▶ **Given exercise**
Every line of the material below must be repeated exactly.

-- begin Material --

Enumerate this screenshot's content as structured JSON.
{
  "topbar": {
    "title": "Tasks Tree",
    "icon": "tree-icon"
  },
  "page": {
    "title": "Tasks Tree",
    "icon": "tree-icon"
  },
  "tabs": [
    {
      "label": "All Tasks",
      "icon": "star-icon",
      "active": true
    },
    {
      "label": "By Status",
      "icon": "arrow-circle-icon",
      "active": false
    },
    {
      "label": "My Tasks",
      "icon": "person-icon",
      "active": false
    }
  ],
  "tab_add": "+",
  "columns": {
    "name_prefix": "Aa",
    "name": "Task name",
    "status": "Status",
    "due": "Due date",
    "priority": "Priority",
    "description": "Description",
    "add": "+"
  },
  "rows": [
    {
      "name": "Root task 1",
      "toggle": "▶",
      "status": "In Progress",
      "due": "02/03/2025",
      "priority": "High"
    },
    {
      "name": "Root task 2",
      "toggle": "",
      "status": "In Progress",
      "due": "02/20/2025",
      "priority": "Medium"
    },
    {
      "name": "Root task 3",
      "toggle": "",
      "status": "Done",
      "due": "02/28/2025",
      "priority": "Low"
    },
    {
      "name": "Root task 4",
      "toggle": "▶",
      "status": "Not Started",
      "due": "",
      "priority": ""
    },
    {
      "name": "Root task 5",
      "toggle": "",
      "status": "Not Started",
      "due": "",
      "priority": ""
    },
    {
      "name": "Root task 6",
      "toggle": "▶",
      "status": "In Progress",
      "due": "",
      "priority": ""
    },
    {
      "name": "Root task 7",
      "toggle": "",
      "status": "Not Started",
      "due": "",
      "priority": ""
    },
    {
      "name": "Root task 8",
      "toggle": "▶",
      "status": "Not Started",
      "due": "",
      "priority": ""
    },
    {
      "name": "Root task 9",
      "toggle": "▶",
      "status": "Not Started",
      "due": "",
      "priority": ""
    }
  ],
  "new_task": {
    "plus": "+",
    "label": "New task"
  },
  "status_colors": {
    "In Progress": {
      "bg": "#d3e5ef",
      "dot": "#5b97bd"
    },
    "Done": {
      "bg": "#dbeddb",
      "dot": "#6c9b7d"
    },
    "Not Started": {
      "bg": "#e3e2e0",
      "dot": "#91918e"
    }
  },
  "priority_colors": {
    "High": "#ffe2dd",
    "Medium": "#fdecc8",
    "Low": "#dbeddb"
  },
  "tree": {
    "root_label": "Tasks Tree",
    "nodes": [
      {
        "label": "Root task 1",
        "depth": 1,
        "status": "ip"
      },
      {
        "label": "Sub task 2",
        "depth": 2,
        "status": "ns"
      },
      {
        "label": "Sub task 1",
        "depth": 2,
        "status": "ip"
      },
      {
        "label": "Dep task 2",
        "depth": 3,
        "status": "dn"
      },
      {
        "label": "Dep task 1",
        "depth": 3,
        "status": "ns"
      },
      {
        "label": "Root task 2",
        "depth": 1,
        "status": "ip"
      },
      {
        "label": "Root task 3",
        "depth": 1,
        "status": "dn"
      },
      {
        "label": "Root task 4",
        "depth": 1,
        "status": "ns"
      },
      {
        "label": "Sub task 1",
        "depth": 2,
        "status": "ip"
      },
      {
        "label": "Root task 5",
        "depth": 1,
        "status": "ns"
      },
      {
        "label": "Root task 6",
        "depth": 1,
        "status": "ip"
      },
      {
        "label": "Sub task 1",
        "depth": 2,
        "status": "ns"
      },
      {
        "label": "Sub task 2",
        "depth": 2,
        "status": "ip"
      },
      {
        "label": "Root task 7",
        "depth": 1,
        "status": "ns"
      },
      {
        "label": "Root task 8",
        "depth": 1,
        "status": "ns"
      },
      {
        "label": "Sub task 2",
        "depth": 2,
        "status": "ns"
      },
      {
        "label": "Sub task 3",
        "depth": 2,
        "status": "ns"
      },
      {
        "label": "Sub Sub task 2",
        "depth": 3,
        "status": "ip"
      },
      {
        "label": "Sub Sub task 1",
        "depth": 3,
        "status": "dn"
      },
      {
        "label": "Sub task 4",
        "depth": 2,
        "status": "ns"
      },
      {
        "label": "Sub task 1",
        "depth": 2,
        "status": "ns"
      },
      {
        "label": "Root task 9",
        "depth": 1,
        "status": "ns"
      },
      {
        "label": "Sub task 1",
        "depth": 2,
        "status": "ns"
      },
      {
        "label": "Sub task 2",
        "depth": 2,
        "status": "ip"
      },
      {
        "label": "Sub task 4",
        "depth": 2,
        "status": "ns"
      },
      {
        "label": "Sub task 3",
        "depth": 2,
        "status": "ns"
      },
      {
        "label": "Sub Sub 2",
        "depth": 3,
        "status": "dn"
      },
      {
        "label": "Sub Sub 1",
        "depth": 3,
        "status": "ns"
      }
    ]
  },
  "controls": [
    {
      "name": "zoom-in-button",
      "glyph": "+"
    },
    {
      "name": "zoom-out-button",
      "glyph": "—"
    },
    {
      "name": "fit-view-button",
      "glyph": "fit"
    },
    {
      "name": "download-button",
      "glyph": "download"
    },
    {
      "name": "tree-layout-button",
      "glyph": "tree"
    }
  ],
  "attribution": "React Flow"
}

-- end Material --

▶ **Full answer**
Enumerate this screenshot's content as structured JSON.
{
  "topbar": {
    "title": "Tasks Tree",
    "icon": "tree-icon"
  },
  "page": {
    "title": "Tasks Tree",
    "icon": "tree-icon"
  },
  "tabs": [
    {
      "label": "All Tasks",
      "icon": "star-icon",
      "active": true
    },
    {
      "label": "By Status",
      "icon": "arrow-circle-icon",
      "active": false
    },
    {
      "label": "My Tasks",
      "icon": "person-icon",
      "active": false
    }
  ],
  "tab_add": "+",
  "columns": {
    "name_prefix": "Aa",
    "name": "Task name",
    "status": "Status",
    "due": "Due date",
    "priority": "Priority",
    "description": "Description",
    "add": "+"
  },
  "rows": [
    {
      "name": "Root task 1",
      "toggle": "▶",
      "status": "In Progress",
      "due": "02/03/2025",
      "priority": "High"
    },
    {
      "name": "Root task 2",
      "toggle": "",
      "status": "In Progress",
      "due": "02/20/2025",
      "priority": "Medium"
    },
    {
      "name": "Root task 3",
      "toggle": "",
      "status": "Done",
      "due": "02/28/2025",
      "priority": "Low"
    },
    {
      "name": "Root task 4",
      "toggle": "▶",
      "status": "Not Started",
      "due": "",
      "priority": ""
    },
    {
      "name": "Root task 5",
      "toggle": "",
      "status": "Not Started",
      "due": "",
      "priority": ""
    },
    {
      "name": "Root task 6",
      "toggle": "▶",
      "status": "In Progress",
      "due": "",
      "priority": ""
    },
    {
      "name": "Root task 7",
      "toggle": "",
      "status": "Not Started",
      "due": "",
      "priority": ""
    },
    {
      "name": "Root task 8",
      "toggle": "▶",
      "status": "Not Started",
      "due": "",
      "priority": ""
    },
    {
      "name": "Root task 9",
      "toggle": "▶",
      "status": "Not Started",
      "due": "",
      "priority": ""
    }
  ],
  "new_task": {
    "plus": "+",
    "label": "New task"
  },
  "status_colors": {
    "In Progress": {
      "bg": "#d3e5ef",
      "dot": "#5b97bd"
    },
    "Done": {
      "bg": "#dbeddb",
      "dot": "#6c9b7d"
    },
    "Not Started": {
      "bg": "#e3e2e0",
      "dot": "#91918e"
    }
  },
  "priority_colors": {
    "High": "#ffe2dd",
    "Medium": "#fdecc8",
    "Low": "#dbeddb"
  },
  "tree": {
    "root_label": "Tasks Tree",
    "nodes": [
      {
        "label": "Root task 1",
        "depth": 1,
        "status": "ip"
      },
      {
        "label": "Sub task 2",
        "depth": 2,
        "status": "ns"
      },
      {
        "label": "Sub task 1",
        "depth": 2,
        "status": "ip"
      },
      {
        "label": "Dep task 2",
        "depth": 3,
        "status": "dn"
      },
      {
        "label": "Dep task 1",
        "depth": 3,
        "status": "ns"
      },
      {
        "label": "Root task 2",
        "depth": 1,
        "status": "ip"
      },
      {
        "label": "Root task 3",
        "depth": 1,
        "status": "dn"
      },
      {
        "label": "Root task 4",
        "depth": 1,
        "status": "ns"
      },
      {
        "label": "Sub task 1",
        "depth": 2,
        "status": "ip"
      },
      {
        "label": "Root task 5",
        "depth": 1,
        "status": "ns"
      },
      {
        "label": "Root task 6",
        "depth": 1,
        "status": "ip"
      },
      {
        "label": "Sub task 1",
        "depth": 2,
        "status": "ns"
      },
      {
        "label": "Sub task 2",
        "depth": 2,
        "status": "ip"
      },
      {
        "label": "Root task 7",
        "depth": 1,
        "status": "ns"
      },
      {
        "label": "Root task 8",
        "depth": 1,
        "status": "ns"
      },
      {
        "label": "Sub task 2",
        "depth": 2,
        "status": "ns"
      },
      {
        "label": "Sub task 3",
        "depth": 2,
        "status": "ns"
      },
      {
        "label": "Sub Sub task 2",
        "depth": 3,
        "status": "ip"
      },
      {
        "label": "Sub Sub task 1",
        "depth": 3,
        "status": "dn"
      },
      {
        "label": "Sub task 4",
        "depth": 2,
        "status": "ns"
      },
      {
        "label": "Sub task 1",
        "depth": 2,
        "status": "ns"
      },
      {
        "label": "Root task 9",
        "depth": 1,
        "status": "ns"
      },
      {
        "label": "Sub task 1",
        "depth": 2,
        "status": "ns"
      },
      {
        "label": "Sub task 2",
        "depth": 2,
        "status": "ip"
      },
      {
        "label": "Sub task 4",
        "depth": 2,
        "status": "ns"
      },
      {
        "label": "Sub task 3",
        "depth": 2,
        "status": "ns"
      },
      {
        "label": "Sub Sub 2",
        "depth": 3,
        "status": "dn"
      },
      {
        "label": "Sub Sub 1",
        "depth": 3,
        "status": "ns"
      }
    ]
  },
  "controls": [
    {
      "name": "zoom-in-button",
      "glyph": "+"
    },
    {
      "name": "zoom-out-button",
      "glyph": "—"
    },
    {
      "name": "fit-view-button",
      "glyph": "fit"
    },
    {
      "name": "download-button",
      "glyph": "download"
    },
    {
      "name": "tree-layout-button",
      "glyph": "tree"
    }
  ],
  "attribution": "React Flow"
}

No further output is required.